(Part of a data file)

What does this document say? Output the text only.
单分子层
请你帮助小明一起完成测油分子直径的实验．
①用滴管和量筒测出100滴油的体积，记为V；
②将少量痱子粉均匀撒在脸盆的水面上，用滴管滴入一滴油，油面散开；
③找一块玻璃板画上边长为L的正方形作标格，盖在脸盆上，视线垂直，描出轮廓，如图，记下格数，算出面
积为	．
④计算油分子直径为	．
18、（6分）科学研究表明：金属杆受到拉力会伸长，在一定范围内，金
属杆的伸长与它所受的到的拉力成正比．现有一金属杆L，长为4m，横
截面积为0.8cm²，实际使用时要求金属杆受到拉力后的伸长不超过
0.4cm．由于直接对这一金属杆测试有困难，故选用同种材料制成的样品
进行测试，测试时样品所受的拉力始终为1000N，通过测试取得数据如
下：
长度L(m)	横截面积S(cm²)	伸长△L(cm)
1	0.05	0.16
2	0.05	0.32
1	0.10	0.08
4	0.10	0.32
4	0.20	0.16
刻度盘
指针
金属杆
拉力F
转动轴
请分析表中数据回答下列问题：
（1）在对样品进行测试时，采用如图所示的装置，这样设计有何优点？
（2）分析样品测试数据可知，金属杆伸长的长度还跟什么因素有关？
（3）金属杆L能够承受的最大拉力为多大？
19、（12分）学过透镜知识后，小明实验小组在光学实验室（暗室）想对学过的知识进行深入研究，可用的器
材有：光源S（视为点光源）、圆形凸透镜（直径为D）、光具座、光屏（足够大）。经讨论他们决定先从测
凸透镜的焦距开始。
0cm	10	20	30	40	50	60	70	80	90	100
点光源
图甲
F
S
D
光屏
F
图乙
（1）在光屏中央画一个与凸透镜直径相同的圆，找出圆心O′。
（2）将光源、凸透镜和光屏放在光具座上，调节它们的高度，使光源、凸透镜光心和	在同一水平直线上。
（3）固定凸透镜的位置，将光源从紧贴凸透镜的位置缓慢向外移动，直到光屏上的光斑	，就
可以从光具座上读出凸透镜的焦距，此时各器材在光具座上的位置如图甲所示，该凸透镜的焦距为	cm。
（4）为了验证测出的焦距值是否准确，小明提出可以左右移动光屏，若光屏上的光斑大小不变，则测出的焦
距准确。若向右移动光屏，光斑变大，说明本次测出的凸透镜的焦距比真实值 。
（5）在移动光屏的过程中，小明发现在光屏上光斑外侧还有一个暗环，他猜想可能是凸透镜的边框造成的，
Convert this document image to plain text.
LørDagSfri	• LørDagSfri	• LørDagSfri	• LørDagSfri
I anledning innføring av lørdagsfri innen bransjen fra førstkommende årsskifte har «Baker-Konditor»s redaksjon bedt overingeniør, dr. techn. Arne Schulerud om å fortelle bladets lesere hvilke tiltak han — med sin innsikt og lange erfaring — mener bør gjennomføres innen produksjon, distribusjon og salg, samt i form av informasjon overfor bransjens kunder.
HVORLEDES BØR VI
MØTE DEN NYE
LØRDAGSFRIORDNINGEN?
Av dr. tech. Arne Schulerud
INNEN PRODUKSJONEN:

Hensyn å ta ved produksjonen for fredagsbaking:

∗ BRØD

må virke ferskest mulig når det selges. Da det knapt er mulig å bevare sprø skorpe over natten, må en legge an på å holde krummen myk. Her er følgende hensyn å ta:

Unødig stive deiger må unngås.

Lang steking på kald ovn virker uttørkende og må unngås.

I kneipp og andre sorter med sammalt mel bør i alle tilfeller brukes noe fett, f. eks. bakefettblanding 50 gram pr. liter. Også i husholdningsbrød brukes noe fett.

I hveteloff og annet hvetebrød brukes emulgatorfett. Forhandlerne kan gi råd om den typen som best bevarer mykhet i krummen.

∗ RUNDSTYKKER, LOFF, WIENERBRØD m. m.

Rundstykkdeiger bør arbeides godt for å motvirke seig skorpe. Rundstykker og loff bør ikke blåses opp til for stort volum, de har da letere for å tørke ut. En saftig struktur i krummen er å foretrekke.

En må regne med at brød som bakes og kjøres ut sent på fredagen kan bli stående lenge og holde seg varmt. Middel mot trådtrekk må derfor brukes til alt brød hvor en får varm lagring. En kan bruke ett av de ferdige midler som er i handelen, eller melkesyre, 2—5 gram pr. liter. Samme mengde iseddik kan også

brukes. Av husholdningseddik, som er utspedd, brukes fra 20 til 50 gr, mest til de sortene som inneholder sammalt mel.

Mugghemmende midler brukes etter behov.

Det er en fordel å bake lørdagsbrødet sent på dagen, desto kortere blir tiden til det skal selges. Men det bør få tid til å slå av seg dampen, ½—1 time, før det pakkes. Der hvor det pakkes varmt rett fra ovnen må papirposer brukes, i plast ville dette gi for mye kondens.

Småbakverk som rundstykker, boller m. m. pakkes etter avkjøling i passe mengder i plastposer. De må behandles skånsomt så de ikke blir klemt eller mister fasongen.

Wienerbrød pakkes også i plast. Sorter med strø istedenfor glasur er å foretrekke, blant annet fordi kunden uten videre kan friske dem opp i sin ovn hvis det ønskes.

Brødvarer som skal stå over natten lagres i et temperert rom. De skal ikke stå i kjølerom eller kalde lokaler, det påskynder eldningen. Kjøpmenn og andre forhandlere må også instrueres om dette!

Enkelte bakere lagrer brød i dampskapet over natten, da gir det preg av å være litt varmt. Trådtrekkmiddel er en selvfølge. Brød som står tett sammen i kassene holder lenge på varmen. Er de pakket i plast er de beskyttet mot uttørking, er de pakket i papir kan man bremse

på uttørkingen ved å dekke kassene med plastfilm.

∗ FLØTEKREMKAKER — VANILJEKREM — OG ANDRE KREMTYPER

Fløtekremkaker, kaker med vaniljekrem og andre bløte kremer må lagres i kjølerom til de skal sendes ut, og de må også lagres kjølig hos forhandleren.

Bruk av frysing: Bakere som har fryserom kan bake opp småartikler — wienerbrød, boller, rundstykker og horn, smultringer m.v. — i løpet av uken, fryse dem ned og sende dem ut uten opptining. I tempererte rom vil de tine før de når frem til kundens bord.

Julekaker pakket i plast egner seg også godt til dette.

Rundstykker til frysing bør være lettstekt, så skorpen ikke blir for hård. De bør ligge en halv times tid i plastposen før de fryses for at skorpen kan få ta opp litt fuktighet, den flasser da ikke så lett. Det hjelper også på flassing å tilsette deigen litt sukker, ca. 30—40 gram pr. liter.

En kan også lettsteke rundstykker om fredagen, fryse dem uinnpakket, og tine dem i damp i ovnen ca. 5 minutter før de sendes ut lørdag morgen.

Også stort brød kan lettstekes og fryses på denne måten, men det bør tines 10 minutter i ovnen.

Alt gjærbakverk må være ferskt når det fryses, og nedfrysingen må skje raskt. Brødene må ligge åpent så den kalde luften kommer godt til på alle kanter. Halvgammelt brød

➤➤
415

WHAT IS REQUIRED:
Return each line of the data exactly as written above.

WRITTEN RESPONSE:
What does this document say? Output the text only.
单分子层
请你帮助小明一起完成测油分子直径的实验．
①用滴管和量筒测出100滴油的体积，记为V；
②将少量痱子粉均匀撒在脸盆的水面上，用滴管滴入一滴油，油面散开；
③找一块玻璃板画上边长为L的正方形作标格，盖在脸盆上，视线垂直，描出轮廓，如图，记下格数，算出面
积为	．
④计算油分子直径为	．
18、（6分）科学研究表明：金属杆受到拉力会伸长，在一定范围内，金
属杆的伸长与它所受的到的拉力成正比．现有一金属杆L，长为4m，横
截面积为0.8cm²，实际使用时要求金属杆受到拉力后的伸长不超过
0.4cm．由于直接对这一金属杆测试有困难，故选用同种材料制成的样品
进行测试，测试时样品所受的拉力始终为1000N，通过测试取得数据如
下：
长度L(m)	横截面积S(cm²)	伸长△L(cm)
1	0.05	0.16
2	0.05	0.32
1	0.10	0.08
4	0.10	0.32
4	0.20	0.16
刻度盘
指针
金属杆
拉力F
转动轴
请分析表中数据回答下列问题：
（1）在对样品进行测试时，采用如图所示的装置，这样设计有何优点？
（2）分析样品测试数据可知，金属杆伸长的长度还跟什么因素有关？
（3）金属杆L能够承受的最大拉力为多大？
19、（12分）学过透镜知识后，小明实验小组在光学实验室（暗室）想对学过的知识进行深入研究，可用的器
材有：光源S（视为点光源）、圆形凸透镜（直径为D）、光具座、光屏（足够大）。经讨论他们决定先从测
凸透镜的焦距开始。
0cm	10	20	30	40	50	60	70	80	90	100
点光源
图甲
F
S
D
光屏
F
图乙
（1）在光屏中央画一个与凸透镜直径相同的圆，找出圆心O′。
（2）将光源、凸透镜和光屏放在光具座上，调节它们的高度，使光源、凸透镜光心和	在同一水平直线上。
（3）固定凸透镜的位置，将光源从紧贴凸透镜的位置缓慢向外移动，直到光屏上的光斑	，就
可以从光具座上读出凸透镜的焦距，此时各器材在光具座上的位置如图甲所示，该凸透镜的焦距为	cm。
（4）为了验证测出的焦距值是否准确，小明提出可以左右移动光屏，若光屏上的光斑大小不变，则测出的焦
距准确。若向右移动光屏，光斑变大，说明本次测出的凸透镜的焦距比真实值 。
（5）在移动光屏的过程中，小明发现在光屏上光斑外侧还有一个暗环，他猜想可能是凸透镜的边框造成的，
Convert this document image to plain text.
LørDagSfri	• LørDagSfri	• LørDagSfri	• LørDagSfri
I anledning innføring av lørdagsfri innen bransjen fra førstkommende årsskifte har «Baker-Konditor»s redaksjon bedt overingeniør, dr. techn. Arne Schulerud om å fortelle bladets lesere hvilke tiltak han — med sin innsikt og lange erfaring — mener bør gjennomføres innen produksjon, distribusjon og salg, samt i form av informasjon overfor bransjens kunder.
HVORLEDES BØR VI
MØTE DEN NYE
LØRDAGSFRIORDNINGEN?
Av dr. tech. Arne Schulerud
INNEN PRODUKSJONEN:

Hensyn å ta ved produksjonen for fredagsbaking:

∗ BRØD

må virke ferskest mulig når det selges. Da det knapt er mulig å bevare sprø skorpe over natten, må en legge an på å holde krummen myk. Her er følgende hensyn å ta:

Unødig stive deiger må unngås.

Lang steking på kald ovn virker uttørkende og må unngås.

I kneipp og andre sorter med sammalt mel bør i alle tilfeller brukes noe fett, f. eks. bakefettblanding 50 gram pr. liter. Også i husholdningsbrød brukes noe fett.

I hveteloff og annet hvetebrød brukes emulgatorfett. Forhandlerne kan gi råd om den typen som best bevarer mykhet i krummen.

∗ RUNDSTYKKER, LOFF, WIENERBRØD m. m.

Rundstykkdeiger bør arbeides godt for å motvirke seig skorpe. Rundstykker og loff bør ikke blåses opp til for stort volum, de har da letere for å tørke ut. En saftig struktur i krummen er å foretrekke.

En må regne med at brød som bakes og kjøres ut sent på fredagen kan bli stående lenge og holde seg varmt. Middel mot trådtrekk må derfor brukes til alt brød hvor en får varm lagring. En kan bruke ett av de ferdige midler som er i handelen, eller melkesyre, 2—5 gram pr. liter. Samme mengde iseddik kan også

brukes. Av husholdningseddik, som er utspedd, brukes fra 20 til 50 gr, mest til de sortene som inneholder sammalt mel.

Mugghemmende midler brukes etter behov.

Det er en fordel å bake lørdagsbrødet sent på dagen, desto kortere blir tiden til det skal selges. Men det bør få tid til å slå av seg dampen, ½—1 time, før det pakkes. Der hvor det pakkes varmt rett fra ovnen må papirposer brukes, i plast ville dette gi for mye kondens.

Småbakverk som rundstykker, boller m. m. pakkes etter avkjøling i passe mengder i plastposer. De må behandles skånsomt så de ikke blir klemt eller mister fasongen.

Wienerbrød pakkes også i plast. Sorter med strø istedenfor glasur er å foretrekke, blant annet fordi kunden uten videre kan friske dem opp i sin ovn hvis det ønskes.

Brødvarer som skal stå over natten lagres i et temperert rom. De skal ikke stå i kjølerom eller kalde lokaler, det påskynder eldningen. Kjøpmenn og andre forhandlere må også instrueres om dette!

Enkelte bakere lagrer brød i dampskapet over natten, da gir det preg av å være litt varmt. Trådtrekkmiddel er en selvfølge. Brød som står tett sammen i kassene holder lenge på varmen. Er de pakket i plast er de beskyttet mot uttørking, er de pakket i papir kan man bremse

på uttørkingen ved å dekke kassene med plastfilm.

∗ FLØTEKREMKAKER — VANILJEKREM — OG ANDRE KREMTYPER

Fløtekremkaker, kaker med vaniljekrem og andre bløte kremer må lagres i kjølerom til de skal sendes ut, og de må også lagres kjølig hos forhandleren.

Bruk av frysing: Bakere som har fryserom kan bake opp småartikler — wienerbrød, boller, rundstykker og horn, smultringer m.v. — i løpet av uken, fryse dem ned og sende dem ut uten opptining. I tempererte rom vil de tine før de når frem til kundens bord.

Julekaker pakket i plast egner seg også godt til dette.

Rundstykker til frysing bør være lettstekt, så skorpen ikke blir for hård. De bør ligge en halv times tid i plastposen før de fryses for at skorpen kan få ta opp litt fuktighet, den flasser da ikke så lett. Det hjelper også på flassing å tilsette deigen litt sukker, ca. 30—40 gram pr. liter.

En kan også lettsteke rundstykker om fredagen, fryse dem uinnpakket, og tine dem i damp i ovnen ca. 5 minutter før de sendes ut lørdag morgen.

Også stort brød kan lettstekes og fryses på denne måten, men det bør tines 10 minutter i ovnen.

Alt gjærbakverk må være ferskt når det fryses, og nedfrysingen må skje raskt. Brødene må ligge åpent så den kalde luften kommer godt til på alle kanter. Halvgammelt brød

➤➤
415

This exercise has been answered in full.